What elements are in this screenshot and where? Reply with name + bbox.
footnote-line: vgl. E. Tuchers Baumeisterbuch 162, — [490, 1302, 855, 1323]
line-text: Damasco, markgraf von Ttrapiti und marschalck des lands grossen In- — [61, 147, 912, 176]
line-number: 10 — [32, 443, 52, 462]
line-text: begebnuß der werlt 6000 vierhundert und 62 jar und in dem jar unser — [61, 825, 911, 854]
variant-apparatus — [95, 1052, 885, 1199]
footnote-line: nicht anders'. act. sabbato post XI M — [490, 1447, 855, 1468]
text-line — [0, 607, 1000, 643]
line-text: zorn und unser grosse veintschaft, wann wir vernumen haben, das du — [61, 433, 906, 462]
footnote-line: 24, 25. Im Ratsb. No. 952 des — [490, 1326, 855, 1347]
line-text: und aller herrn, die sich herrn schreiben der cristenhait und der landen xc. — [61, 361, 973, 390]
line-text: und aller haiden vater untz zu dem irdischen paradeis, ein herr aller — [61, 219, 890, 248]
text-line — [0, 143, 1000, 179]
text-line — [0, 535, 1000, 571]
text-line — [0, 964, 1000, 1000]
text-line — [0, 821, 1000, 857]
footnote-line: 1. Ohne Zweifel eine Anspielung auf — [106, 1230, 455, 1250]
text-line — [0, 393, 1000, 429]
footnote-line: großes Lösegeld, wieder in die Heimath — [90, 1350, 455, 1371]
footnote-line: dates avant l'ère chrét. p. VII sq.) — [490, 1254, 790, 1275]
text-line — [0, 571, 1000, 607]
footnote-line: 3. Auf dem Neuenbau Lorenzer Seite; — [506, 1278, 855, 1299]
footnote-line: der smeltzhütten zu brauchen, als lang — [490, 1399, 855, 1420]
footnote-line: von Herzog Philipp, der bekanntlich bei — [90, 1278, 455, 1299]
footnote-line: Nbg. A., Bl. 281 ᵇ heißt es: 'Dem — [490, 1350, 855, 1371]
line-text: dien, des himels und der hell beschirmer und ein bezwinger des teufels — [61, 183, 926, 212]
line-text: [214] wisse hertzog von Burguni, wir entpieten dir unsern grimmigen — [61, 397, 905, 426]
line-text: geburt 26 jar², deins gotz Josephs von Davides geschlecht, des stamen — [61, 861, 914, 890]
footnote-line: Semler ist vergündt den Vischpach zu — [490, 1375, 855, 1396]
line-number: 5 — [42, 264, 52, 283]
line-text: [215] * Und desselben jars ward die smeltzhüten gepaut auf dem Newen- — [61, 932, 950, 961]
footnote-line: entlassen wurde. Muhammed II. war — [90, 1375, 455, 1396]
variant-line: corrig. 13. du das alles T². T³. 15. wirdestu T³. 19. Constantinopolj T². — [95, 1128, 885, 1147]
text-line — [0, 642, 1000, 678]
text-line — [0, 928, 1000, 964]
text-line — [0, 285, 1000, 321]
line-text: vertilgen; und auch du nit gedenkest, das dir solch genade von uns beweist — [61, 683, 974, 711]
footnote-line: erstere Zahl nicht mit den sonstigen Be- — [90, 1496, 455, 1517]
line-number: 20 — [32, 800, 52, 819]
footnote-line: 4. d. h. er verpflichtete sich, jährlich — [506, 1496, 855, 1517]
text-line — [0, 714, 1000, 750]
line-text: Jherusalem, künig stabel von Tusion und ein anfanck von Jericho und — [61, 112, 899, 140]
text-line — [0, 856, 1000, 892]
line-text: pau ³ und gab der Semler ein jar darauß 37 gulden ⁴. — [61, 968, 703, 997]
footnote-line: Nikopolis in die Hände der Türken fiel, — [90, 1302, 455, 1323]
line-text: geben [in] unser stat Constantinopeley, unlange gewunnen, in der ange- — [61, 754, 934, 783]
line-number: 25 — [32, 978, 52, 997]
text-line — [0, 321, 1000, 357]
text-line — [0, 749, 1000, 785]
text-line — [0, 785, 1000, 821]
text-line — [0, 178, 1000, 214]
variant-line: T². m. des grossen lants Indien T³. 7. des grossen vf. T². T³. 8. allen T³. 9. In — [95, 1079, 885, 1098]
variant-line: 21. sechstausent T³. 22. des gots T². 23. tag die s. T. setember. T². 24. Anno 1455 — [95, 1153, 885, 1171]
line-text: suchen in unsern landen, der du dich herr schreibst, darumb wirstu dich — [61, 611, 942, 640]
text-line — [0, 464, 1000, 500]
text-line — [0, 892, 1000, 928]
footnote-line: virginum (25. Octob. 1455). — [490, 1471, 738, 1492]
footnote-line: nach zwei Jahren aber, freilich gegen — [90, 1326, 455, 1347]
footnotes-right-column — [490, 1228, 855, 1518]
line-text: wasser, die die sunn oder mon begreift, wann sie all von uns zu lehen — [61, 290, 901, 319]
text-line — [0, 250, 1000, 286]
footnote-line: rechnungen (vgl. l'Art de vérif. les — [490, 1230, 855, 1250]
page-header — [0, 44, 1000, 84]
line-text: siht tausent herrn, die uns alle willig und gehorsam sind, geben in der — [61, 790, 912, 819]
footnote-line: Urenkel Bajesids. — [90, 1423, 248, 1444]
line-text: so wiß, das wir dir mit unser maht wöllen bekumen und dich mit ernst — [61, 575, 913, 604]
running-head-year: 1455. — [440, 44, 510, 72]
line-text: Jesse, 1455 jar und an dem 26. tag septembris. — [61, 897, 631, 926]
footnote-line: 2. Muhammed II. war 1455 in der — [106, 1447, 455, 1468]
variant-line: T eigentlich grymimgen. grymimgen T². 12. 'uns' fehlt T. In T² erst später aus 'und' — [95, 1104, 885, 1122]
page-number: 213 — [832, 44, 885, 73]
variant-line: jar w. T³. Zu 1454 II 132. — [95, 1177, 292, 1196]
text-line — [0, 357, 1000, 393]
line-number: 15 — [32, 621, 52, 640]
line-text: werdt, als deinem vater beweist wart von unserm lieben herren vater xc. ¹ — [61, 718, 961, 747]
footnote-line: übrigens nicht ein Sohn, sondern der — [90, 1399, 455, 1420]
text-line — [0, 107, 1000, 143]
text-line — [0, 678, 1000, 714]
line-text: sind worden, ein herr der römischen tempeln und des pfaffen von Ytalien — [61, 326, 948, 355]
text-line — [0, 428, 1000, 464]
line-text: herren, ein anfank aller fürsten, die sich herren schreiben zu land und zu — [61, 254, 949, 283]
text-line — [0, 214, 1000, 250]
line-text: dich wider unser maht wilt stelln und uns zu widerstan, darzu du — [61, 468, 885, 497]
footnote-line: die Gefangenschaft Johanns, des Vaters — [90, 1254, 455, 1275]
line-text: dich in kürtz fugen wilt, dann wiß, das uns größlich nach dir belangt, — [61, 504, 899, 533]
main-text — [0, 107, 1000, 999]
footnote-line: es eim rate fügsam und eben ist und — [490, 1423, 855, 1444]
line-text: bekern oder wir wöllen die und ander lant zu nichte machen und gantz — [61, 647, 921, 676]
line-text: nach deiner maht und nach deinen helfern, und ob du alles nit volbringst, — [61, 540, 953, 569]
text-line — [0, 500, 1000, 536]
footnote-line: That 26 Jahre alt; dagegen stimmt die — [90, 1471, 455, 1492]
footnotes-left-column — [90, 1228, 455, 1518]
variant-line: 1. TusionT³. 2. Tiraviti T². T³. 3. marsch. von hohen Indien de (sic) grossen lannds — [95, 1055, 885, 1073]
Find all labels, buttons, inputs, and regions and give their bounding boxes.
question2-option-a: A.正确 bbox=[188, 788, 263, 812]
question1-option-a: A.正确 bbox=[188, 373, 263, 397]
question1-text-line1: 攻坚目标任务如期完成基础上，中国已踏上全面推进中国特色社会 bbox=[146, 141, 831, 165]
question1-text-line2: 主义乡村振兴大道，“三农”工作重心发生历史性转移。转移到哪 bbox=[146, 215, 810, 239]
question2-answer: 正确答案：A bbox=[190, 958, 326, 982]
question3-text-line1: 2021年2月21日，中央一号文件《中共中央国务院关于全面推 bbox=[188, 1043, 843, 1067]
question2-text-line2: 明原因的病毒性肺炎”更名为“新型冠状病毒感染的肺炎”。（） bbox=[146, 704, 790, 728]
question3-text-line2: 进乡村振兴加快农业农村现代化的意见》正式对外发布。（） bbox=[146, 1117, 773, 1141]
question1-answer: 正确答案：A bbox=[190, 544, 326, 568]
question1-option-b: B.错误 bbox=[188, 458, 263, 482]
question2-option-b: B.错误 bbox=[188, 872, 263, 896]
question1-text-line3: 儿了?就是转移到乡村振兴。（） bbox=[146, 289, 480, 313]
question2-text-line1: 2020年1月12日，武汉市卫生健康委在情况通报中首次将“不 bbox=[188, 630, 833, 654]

==========

Requirements
Repeat the rows from the start of the records up to and including the line containing "line-text: zorn und".

Written response
What elements are in this screenshot and where? Reply with name + bbox.
footnote-line: vgl. E. Tuchers Baumeisterbuch 162, — [490, 1302, 855, 1323]
line-text: Damasco, markgraf von Ttrapiti und marschalck des lands grossen In- — [61, 147, 912, 176]
line-number: 10 — [32, 443, 52, 462]
line-text: begebnuß der werlt 6000 vierhundert und 62 jar und in dem jar unser — [61, 825, 911, 854]
variant-apparatus — [95, 1052, 885, 1199]
footnote-line: nicht anders'. act. sabbato post XI M — [490, 1447, 855, 1468]
text-line — [0, 607, 1000, 643]
line-text: zorn und unser grosse veintschaft, wann wir vernumen haben, das du — [61, 433, 906, 462]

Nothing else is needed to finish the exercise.